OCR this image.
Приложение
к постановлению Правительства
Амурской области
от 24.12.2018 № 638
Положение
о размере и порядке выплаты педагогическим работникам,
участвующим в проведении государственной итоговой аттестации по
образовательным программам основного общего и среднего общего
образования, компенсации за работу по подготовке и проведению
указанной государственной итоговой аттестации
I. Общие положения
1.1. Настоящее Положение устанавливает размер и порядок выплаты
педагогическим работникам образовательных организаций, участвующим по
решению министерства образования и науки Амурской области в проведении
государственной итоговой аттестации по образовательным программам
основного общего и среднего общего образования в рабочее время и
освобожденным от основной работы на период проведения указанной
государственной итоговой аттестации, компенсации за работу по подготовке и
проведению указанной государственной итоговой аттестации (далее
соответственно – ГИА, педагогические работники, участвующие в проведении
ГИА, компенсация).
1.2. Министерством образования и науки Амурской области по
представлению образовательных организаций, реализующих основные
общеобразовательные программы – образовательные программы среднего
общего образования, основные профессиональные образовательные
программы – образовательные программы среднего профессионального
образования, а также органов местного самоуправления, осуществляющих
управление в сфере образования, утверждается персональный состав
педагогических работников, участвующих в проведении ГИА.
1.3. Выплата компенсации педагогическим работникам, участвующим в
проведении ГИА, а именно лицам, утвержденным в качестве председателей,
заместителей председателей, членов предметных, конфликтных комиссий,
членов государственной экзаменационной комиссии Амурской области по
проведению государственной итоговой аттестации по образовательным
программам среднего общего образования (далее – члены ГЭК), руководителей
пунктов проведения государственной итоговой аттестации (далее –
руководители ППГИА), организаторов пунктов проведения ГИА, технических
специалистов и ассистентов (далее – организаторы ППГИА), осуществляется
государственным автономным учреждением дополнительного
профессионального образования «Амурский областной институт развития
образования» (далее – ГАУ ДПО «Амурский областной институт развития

****

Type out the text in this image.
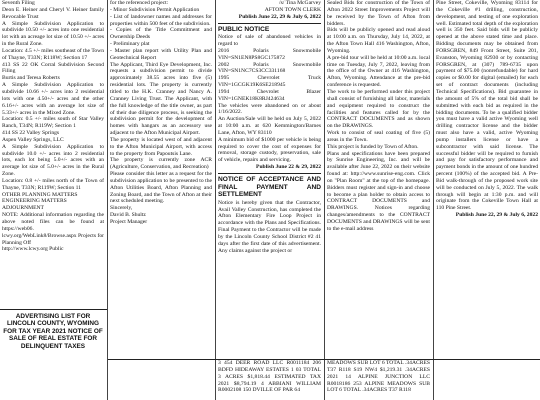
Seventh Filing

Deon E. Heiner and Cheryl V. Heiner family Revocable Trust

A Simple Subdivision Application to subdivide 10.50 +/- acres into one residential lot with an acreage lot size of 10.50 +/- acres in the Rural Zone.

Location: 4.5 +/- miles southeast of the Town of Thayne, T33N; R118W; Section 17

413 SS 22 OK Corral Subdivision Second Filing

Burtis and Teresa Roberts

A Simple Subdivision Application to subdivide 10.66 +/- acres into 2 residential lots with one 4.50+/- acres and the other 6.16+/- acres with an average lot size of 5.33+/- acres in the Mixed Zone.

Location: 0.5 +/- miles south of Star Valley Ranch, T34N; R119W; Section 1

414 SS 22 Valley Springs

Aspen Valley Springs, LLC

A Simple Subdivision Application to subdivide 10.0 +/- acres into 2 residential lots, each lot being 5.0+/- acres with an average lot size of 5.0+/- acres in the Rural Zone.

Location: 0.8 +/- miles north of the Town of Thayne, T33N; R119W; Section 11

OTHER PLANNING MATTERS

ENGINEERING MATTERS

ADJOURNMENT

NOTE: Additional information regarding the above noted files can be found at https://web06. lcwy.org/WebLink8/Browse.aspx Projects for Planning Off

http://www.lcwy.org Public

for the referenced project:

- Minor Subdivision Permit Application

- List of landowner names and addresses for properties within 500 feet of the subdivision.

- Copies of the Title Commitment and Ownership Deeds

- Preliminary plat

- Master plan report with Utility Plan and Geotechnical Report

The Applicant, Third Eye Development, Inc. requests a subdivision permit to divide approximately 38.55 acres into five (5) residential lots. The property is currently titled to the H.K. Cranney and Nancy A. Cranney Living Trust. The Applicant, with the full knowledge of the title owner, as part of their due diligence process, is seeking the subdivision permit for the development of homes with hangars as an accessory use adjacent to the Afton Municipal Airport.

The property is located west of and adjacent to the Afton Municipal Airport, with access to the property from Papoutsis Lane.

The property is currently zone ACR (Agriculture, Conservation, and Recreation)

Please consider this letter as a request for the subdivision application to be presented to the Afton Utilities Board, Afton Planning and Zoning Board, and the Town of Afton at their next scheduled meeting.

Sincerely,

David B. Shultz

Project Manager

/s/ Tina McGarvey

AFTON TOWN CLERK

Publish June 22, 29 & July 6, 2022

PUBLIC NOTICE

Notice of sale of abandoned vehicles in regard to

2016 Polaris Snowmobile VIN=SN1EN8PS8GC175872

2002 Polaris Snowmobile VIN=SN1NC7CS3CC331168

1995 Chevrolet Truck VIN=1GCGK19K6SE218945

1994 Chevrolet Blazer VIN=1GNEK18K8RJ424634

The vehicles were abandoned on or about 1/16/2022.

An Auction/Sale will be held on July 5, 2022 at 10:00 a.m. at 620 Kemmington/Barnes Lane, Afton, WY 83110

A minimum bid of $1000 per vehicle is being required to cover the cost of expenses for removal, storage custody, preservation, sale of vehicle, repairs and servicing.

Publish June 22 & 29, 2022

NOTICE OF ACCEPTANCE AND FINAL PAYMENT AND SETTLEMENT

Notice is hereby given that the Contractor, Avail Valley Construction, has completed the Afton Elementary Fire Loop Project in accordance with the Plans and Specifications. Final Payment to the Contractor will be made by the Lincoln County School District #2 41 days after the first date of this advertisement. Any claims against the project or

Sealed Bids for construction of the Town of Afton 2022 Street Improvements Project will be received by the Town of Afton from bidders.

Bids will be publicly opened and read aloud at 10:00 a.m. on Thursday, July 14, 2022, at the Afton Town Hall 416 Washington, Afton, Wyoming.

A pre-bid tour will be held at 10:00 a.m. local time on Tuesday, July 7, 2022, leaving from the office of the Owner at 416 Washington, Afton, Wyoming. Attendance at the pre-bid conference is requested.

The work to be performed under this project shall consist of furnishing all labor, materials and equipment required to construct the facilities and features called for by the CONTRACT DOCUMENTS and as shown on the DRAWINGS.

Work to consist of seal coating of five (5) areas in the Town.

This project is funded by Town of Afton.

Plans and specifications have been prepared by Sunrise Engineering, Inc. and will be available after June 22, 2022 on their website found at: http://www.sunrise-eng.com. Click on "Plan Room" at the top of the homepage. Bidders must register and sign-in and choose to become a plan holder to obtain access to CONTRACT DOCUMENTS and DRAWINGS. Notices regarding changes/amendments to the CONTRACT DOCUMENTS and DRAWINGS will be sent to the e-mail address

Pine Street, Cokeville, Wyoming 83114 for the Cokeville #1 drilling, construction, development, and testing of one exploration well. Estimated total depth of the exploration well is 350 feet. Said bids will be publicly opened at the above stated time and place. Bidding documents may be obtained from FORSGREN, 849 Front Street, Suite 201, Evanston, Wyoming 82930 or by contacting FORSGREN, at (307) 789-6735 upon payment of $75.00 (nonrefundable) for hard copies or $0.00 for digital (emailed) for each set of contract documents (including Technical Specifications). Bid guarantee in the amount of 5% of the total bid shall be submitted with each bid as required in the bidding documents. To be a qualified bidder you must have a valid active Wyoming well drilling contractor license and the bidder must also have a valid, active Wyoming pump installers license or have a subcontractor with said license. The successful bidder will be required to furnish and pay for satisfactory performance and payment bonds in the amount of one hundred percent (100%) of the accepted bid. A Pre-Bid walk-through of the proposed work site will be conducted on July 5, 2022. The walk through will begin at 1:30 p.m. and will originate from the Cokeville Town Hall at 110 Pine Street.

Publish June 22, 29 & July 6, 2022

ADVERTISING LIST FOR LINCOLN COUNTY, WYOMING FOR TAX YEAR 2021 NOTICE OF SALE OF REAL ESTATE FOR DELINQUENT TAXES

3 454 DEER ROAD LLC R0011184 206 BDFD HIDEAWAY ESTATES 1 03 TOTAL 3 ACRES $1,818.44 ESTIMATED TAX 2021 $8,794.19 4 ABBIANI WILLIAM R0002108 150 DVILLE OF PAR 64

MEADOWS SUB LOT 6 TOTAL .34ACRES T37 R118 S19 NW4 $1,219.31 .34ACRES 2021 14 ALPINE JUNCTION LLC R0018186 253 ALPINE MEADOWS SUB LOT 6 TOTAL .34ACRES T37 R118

****

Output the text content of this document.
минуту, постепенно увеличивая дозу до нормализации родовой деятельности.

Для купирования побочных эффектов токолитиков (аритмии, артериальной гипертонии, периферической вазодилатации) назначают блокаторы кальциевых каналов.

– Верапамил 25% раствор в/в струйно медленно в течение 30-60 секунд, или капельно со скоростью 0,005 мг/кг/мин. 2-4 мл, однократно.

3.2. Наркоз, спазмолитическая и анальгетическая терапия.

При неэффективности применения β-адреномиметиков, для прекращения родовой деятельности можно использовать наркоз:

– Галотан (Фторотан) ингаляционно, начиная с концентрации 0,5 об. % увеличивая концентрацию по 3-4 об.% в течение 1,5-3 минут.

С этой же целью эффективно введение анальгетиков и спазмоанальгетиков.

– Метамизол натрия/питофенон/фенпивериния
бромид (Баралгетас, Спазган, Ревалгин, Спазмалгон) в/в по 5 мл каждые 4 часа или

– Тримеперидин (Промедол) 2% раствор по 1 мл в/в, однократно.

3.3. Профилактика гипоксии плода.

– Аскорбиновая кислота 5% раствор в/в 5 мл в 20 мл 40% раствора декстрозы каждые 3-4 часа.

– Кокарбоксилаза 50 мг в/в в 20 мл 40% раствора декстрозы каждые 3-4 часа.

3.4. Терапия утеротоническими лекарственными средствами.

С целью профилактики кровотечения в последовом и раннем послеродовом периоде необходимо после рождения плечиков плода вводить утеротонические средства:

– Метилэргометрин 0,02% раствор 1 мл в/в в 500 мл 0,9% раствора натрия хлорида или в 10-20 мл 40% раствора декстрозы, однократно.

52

****

• [Written task]
Show all lines above holding "Lane".

• [Response]
The property is located west of and adjacent to the Afton Municipal Airport, with access to the property from Papoutsis Lane.
An Auction/Sale will be held on July 5, 2022 at 10:00 a.m. at 620 Kemmington/Barnes Lane, Afton, WY 83110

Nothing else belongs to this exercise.